* [Set exercise]
Using the listing below, report all lines holding the word "skal".

(Entries from a dataset)
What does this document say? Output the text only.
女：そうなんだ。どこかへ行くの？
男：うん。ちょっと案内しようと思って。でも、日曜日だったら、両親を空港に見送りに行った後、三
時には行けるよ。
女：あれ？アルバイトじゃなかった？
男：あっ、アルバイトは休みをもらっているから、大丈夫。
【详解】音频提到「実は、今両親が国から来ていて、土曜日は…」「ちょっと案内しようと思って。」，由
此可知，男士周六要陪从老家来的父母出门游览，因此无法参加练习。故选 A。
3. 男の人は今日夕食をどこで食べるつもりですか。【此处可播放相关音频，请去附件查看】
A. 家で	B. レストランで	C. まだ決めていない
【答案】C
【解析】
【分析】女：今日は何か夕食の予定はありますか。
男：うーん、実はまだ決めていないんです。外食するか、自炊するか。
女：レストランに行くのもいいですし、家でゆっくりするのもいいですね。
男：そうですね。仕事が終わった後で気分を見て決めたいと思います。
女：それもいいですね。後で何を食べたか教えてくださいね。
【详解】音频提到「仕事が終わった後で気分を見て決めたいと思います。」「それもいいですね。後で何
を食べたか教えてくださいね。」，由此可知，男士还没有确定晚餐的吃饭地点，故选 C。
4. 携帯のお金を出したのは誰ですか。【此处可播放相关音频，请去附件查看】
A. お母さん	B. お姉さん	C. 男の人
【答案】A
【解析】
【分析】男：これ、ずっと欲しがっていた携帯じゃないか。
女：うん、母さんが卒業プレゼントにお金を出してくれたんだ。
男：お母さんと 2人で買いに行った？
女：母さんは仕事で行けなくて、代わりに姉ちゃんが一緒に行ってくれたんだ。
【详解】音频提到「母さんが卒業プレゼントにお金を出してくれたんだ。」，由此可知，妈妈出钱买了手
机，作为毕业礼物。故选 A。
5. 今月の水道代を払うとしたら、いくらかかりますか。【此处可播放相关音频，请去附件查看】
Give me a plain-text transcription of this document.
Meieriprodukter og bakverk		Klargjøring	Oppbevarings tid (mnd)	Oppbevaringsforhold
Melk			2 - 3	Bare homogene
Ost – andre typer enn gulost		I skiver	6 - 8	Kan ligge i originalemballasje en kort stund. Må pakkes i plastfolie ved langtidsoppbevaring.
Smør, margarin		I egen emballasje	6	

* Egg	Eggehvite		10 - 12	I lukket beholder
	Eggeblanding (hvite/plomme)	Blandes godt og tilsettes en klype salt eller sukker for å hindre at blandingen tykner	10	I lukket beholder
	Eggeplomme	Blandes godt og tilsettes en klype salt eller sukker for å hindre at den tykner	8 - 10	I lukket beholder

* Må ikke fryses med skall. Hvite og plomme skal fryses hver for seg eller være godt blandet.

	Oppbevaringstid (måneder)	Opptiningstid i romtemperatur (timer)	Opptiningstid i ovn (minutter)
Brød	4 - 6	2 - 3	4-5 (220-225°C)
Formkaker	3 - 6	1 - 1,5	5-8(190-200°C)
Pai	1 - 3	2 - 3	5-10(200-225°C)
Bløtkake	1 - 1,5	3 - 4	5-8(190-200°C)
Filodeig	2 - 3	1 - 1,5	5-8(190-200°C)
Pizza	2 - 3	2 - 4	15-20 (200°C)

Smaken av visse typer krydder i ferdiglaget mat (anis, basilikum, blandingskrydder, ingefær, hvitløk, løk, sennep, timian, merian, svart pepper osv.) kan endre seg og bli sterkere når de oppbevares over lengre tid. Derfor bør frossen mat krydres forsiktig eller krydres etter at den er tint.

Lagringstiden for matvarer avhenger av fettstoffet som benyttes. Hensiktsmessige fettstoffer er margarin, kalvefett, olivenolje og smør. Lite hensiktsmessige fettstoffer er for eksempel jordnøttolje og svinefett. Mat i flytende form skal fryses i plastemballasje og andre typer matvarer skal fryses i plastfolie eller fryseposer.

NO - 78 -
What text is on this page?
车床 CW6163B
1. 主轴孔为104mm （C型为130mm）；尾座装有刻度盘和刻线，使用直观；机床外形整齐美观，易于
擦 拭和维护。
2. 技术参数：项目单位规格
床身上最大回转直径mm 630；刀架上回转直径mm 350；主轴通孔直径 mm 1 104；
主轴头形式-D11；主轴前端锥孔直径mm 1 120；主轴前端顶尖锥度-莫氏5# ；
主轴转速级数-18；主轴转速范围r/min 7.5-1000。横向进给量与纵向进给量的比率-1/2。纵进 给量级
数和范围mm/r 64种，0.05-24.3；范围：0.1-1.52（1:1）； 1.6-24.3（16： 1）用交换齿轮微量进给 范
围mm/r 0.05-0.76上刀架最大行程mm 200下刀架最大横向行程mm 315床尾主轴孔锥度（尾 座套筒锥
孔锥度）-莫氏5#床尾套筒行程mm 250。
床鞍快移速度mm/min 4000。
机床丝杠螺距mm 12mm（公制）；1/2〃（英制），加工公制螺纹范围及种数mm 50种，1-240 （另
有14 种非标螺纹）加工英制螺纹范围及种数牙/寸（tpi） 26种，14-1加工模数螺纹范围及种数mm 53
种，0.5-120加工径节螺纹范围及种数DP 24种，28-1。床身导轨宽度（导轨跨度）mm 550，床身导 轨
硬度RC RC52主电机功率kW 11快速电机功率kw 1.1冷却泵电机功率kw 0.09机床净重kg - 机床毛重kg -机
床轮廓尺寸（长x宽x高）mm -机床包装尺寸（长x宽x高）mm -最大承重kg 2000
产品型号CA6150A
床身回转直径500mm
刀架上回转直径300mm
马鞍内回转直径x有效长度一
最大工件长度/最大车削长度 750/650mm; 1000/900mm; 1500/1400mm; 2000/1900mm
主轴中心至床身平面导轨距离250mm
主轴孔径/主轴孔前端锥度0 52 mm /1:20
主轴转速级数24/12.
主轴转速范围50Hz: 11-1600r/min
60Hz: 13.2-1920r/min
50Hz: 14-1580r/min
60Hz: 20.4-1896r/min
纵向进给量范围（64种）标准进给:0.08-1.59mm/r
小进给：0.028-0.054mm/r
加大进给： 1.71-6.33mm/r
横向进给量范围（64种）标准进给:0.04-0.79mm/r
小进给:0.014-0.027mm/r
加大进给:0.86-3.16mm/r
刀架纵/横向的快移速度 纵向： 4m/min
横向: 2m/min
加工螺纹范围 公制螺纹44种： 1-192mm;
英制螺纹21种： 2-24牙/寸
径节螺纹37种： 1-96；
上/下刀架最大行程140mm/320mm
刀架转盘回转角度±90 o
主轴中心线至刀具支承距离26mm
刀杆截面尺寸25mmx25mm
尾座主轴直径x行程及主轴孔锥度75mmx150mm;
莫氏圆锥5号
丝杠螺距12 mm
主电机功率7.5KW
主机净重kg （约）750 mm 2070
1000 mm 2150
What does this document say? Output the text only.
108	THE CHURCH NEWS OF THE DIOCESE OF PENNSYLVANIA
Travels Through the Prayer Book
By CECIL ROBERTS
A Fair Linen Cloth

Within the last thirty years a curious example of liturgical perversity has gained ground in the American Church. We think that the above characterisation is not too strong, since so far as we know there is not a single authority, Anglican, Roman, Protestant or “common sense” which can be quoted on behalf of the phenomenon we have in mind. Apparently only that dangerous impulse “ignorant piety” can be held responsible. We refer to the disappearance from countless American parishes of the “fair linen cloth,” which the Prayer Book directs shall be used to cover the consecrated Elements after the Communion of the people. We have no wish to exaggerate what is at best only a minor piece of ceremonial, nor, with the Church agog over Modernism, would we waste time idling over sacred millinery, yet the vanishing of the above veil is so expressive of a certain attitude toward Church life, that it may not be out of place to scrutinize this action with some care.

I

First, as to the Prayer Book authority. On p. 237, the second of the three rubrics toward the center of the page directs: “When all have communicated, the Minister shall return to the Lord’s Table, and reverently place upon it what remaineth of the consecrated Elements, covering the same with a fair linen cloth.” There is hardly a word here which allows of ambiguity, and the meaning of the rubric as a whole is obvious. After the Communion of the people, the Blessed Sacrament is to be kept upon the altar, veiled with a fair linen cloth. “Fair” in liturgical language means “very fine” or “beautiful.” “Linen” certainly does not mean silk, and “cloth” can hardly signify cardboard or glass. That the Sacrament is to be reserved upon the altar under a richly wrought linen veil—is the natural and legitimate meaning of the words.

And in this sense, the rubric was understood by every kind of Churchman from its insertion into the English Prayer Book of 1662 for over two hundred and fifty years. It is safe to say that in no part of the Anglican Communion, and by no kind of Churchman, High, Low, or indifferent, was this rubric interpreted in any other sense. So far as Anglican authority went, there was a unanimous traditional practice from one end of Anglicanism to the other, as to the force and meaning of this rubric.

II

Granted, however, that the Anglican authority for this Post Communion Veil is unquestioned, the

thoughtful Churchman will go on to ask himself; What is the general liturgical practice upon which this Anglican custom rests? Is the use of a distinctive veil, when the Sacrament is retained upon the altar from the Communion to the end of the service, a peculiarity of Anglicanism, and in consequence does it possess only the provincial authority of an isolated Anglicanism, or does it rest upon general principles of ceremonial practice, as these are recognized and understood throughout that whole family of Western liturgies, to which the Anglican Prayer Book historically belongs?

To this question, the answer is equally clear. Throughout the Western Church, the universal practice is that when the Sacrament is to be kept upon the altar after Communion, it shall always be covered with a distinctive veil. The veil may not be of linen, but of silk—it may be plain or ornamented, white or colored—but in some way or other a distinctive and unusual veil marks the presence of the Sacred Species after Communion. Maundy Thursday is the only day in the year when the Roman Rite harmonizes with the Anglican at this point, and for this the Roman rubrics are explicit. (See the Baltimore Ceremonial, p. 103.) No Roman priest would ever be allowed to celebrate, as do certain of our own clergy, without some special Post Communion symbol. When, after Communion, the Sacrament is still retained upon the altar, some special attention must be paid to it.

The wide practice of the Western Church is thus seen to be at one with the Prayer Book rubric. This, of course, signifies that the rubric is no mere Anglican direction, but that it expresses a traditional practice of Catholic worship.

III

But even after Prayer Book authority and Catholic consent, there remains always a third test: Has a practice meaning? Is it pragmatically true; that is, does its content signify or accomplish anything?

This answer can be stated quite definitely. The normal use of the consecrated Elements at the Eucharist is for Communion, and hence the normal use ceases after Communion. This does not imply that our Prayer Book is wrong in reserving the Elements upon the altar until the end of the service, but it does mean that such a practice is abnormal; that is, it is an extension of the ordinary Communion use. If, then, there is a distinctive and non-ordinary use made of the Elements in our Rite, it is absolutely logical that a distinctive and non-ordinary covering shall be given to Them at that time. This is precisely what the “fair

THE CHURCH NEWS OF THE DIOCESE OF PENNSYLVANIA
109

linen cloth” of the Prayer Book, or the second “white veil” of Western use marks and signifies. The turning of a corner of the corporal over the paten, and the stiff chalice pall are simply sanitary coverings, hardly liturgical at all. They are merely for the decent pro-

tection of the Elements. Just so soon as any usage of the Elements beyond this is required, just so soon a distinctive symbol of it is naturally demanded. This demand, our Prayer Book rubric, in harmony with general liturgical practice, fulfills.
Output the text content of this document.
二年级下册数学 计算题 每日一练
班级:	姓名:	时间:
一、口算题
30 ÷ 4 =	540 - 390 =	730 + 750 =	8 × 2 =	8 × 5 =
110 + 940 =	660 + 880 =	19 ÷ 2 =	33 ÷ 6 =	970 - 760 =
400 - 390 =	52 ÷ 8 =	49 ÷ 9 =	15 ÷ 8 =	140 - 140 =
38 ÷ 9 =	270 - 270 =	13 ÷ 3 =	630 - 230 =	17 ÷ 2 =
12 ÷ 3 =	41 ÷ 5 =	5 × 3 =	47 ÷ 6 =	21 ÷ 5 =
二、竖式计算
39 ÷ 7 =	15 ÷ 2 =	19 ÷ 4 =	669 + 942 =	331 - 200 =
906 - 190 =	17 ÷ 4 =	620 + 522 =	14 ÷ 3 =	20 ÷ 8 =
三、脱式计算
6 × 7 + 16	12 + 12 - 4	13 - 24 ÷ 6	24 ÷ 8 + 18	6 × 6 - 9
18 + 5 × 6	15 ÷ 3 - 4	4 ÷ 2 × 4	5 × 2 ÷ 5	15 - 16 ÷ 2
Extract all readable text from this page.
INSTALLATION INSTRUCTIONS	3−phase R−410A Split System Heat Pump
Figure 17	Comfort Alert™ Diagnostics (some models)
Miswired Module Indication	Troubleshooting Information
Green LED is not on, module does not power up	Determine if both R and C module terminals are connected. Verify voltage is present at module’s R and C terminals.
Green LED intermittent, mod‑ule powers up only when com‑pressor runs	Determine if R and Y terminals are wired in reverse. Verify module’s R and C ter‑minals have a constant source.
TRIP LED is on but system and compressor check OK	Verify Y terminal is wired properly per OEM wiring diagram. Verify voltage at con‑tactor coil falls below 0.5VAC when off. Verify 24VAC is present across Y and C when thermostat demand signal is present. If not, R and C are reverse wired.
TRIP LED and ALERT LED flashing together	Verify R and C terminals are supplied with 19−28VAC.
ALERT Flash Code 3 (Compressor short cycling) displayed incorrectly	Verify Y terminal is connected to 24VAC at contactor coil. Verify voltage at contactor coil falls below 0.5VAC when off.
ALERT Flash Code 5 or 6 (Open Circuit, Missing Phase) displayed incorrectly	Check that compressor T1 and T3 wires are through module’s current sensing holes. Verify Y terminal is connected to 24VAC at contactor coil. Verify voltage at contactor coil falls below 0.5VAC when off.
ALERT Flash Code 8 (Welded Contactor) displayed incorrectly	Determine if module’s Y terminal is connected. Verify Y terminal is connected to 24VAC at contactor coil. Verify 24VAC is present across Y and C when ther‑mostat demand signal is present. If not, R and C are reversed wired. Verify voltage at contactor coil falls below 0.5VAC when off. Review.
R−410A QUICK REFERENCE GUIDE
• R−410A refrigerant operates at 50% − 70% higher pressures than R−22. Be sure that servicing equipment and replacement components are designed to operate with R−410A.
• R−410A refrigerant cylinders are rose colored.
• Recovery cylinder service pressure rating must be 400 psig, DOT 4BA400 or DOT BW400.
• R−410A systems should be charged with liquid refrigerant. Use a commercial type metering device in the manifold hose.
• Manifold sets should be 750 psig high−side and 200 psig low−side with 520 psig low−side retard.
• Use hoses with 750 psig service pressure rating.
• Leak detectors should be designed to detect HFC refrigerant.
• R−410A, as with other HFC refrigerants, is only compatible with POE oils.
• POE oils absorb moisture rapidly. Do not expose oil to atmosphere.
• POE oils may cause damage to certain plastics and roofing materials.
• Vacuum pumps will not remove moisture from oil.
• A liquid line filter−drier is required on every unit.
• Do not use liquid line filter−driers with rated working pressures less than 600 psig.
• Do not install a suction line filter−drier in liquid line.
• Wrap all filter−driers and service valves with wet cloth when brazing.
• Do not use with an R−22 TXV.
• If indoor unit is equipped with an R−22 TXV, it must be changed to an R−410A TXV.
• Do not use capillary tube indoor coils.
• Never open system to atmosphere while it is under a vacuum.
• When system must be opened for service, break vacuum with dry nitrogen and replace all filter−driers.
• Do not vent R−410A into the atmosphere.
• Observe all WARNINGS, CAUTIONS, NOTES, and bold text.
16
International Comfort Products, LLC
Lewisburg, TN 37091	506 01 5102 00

* [Result]
* Må ikke fryses med skall. Hvite og plomme skal fryses hver for seg eller være godt blandet.
Lagringstiden for matvarer avhenger av fettstoffet som benyttes. Hensiktsmessige fettstoffer er margarin, kalvefett, olivenolje og smør. Lite hensiktsmessige fettstoffer er for eksempel jordnøttolje og svinefett. Mat i flytende form skal fryses i plastemballasje og andre typer matvarer skal fryses i plastfolie eller fryseposer.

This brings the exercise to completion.